> [EXERCISE]:
Please repeat all of the listing exactly.

> [DATA TO PROCESS]:
— begin —
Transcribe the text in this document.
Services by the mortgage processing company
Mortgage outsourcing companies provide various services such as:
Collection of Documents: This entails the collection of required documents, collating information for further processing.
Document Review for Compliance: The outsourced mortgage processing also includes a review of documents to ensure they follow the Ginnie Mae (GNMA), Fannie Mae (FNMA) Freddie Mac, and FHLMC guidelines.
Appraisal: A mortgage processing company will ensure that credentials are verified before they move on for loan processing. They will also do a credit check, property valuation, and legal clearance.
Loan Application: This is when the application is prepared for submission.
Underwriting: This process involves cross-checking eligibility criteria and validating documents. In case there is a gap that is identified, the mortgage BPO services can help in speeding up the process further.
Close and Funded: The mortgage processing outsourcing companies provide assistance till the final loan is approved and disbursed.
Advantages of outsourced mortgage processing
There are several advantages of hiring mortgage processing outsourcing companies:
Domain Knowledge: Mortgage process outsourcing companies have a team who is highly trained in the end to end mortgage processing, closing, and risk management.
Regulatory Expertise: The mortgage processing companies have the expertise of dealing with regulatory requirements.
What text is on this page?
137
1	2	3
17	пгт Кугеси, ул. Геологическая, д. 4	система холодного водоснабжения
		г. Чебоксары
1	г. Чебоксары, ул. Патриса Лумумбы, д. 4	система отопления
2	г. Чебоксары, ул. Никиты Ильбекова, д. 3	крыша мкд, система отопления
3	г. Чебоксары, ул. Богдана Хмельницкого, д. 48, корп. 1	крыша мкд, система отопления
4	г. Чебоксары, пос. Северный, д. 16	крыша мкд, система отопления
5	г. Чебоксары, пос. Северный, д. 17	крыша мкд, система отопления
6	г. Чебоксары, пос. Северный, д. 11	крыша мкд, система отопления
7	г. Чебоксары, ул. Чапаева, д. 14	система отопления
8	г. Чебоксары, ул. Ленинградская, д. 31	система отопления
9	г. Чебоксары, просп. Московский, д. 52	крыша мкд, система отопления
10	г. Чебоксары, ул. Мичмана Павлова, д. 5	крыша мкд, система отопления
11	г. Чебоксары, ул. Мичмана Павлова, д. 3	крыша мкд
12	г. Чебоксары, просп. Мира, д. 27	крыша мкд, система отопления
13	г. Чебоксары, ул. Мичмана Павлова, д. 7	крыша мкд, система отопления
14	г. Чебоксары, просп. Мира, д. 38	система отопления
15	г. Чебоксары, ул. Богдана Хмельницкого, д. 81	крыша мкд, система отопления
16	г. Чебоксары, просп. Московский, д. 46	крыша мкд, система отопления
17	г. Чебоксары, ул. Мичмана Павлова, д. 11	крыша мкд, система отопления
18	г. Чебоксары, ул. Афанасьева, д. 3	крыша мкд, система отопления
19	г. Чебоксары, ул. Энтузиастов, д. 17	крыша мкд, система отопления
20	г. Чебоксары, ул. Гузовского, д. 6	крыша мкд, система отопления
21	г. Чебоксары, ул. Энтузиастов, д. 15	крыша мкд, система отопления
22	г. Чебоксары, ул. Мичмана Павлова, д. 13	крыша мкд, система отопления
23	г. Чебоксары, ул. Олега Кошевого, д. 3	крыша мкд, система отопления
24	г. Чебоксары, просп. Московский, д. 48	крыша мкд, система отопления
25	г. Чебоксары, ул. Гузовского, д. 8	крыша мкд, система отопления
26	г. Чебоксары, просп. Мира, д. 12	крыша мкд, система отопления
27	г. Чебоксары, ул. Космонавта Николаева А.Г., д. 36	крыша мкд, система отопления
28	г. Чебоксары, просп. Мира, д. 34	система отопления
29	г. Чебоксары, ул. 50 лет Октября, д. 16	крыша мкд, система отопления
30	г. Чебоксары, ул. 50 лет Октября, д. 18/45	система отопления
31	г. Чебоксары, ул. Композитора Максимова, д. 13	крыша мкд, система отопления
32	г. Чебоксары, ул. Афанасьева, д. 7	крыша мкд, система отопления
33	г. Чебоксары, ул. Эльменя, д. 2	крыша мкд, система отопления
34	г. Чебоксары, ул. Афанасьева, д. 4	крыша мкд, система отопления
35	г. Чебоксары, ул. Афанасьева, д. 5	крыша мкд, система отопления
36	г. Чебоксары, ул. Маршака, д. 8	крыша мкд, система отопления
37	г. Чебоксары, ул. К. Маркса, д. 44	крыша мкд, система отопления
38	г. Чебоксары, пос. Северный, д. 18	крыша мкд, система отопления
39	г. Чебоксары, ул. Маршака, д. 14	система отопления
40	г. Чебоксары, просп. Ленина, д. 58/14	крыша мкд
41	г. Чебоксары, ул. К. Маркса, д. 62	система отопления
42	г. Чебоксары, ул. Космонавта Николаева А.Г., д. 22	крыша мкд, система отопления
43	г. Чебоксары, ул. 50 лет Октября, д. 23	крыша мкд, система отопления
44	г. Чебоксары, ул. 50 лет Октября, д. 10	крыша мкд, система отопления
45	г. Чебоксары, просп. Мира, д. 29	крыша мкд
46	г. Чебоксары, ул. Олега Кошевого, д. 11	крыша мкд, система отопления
— end —
> [FINISHED TASK]:
Transcribe the text in this document.
Services by the mortgage processing company
Mortgage outsourcing companies provide various services such as:
Collection of Documents: This entails the collection of required documents, collating information for further processing.
Document Review for Compliance: The outsourced mortgage processing also includes a review of documents to ensure they follow the Ginnie Mae (GNMA), Fannie Mae (FNMA) Freddie Mac, and FHLMC guidelines.
Appraisal: A mortgage processing company will ensure that credentials are verified before they move on for loan processing. They will also do a credit check, property valuation, and legal clearance.
Loan Application: This is when the application is prepared for submission.
Underwriting: This process involves cross-checking eligibility criteria and validating documents. In case there is a gap that is identified, the mortgage BPO services can help in speeding up the process further.
Close and Funded: The mortgage processing outsourcing companies provide assistance till the final loan is approved and disbursed.
Advantages of outsourced mortgage processing
There are several advantages of hiring mortgage processing outsourcing companies:
Domain Knowledge: Mortgage process outsourcing companies have a team who is highly trained in the end to end mortgage processing, closing, and risk management.
Regulatory Expertise: The mortgage processing companies have the expertise of dealing with regulatory requirements.
What text is on this page?
137
1	2	3
17	пгт Кугеси, ул. Геологическая, д. 4	система холодного водоснабжения
		г. Чебоксары
1	г. Чебоксары, ул. Патриса Лумумбы, д. 4	система отопления
2	г. Чебоксары, ул. Никиты Ильбекова, д. 3	крыша мкд, система отопления
3	г. Чебоксары, ул. Богдана Хмельницкого, д. 48, корп. 1	крыша мкд, система отопления
4	г. Чебоксары, пос. Северный, д. 16	крыша мкд, система отопления
5	г. Чебоксары, пос. Северный, д. 17	крыша мкд, система отопления
6	г. Чебоксары, пос. Северный, д. 11	крыша мкд, система отопления
7	г. Чебоксары, ул. Чапаева, д. 14	система отопления
8	г. Чебоксары, ул. Ленинградская, д. 31	система отопления
9	г. Чебоксары, просп. Московский, д. 52	крыша мкд, система отопления
10	г. Чебоксары, ул. Мичмана Павлова, д. 5	крыша мкд, система отопления
11	г. Чебоксары, ул. Мичмана Павлова, д. 3	крыша мкд
12	г. Чебоксары, просп. Мира, д. 27	крыша мкд, система отопления
13	г. Чебоксары, ул. Мичмана Павлова, д. 7	крыша мкд, система отопления
14	г. Чебоксары, просп. Мира, д. 38	система отопления
15	г. Чебоксары, ул. Богдана Хмельницкого, д. 81	крыша мкд, система отопления
16	г. Чебоксары, просп. Московский, д. 46	крыша мкд, система отопления
17	г. Чебоксары, ул. Мичмана Павлова, д. 11	крыша мкд, система отопления
18	г. Чебоксары, ул. Афанасьева, д. 3	крыша мкд, система отопления
19	г. Чебоксары, ул. Энтузиастов, д. 17	крыша мкд, система отопления
20	г. Чебоксары, ул. Гузовского, д. 6	крыша мкд, система отопления
21	г. Чебоксары, ул. Энтузиастов, д. 15	крыша мкд, система отопления
22	г. Чебоксары, ул. Мичмана Павлова, д. 13	крыша мкд, система отопления
23	г. Чебоксары, ул. Олега Кошевого, д. 3	крыша мкд, система отопления
24	г. Чебоксары, просп. Московский, д. 48	крыша мкд, система отопления
25	г. Чебоксары, ул. Гузовского, д. 8	крыша мкд, система отопления
26	г. Чебоксары, просп. Мира, д. 12	крыша мкд, система отопления
27	г. Чебоксары, ул. Космонавта Николаева А.Г., д. 36	крыша мкд, система отопления
28	г. Чебоксары, просп. Мира, д. 34	система отопления
29	г. Чебоксары, ул. 50 лет Октября, д. 16	крыша мкд, система отопления
30	г. Чебоксары, ул. 50 лет Октября, д. 18/45	система отопления
31	г. Чебоксары, ул. Композитора Максимова, д. 13	крыша мкд, система отопления
32	г. Чебоксары, ул. Афанасьева, д. 7	крыша мкд, система отопления
33	г. Чебоксары, ул. Эльменя, д. 2	крыша мкд, система отопления
34	г. Чебоксары, ул. Афанасьева, д. 4	крыша мкд, система отопления
35	г. Чебоксары, ул. Афанасьева, д. 5	крыша мкд, система отопления
36	г. Чебоксары, ул. Маршака, д. 8	крыша мкд, система отопления
37	г. Чебоксары, ул. К. Маркса, д. 44	крыша мкд, система отопления
38	г. Чебоксары, пос. Северный, д. 18	крыша мкд, система отопления
39	г. Чебоксары, ул. Маршака, д. 14	система отопления
40	г. Чебоксары, просп. Ленина, д. 58/14	крыша мкд
41	г. Чебоксары, ул. К. Маркса, д. 62	система отопления
42	г. Чебоксары, ул. Космонавта Николаева А.Г., д. 22	крыша мкд, система отопления
43	г. Чебоксары, ул. 50 лет Октября, д. 23	крыша мкд, система отопления
44	г. Чебоксары, ул. 50 лет Октября, д. 10	крыша мкд, система отопления
45	г. Чебоксары, просп. Мира, д. 29	крыша мкд
46	г. Чебоксары, ул. Олега Кошевого, д. 11	крыша мкд, система отопления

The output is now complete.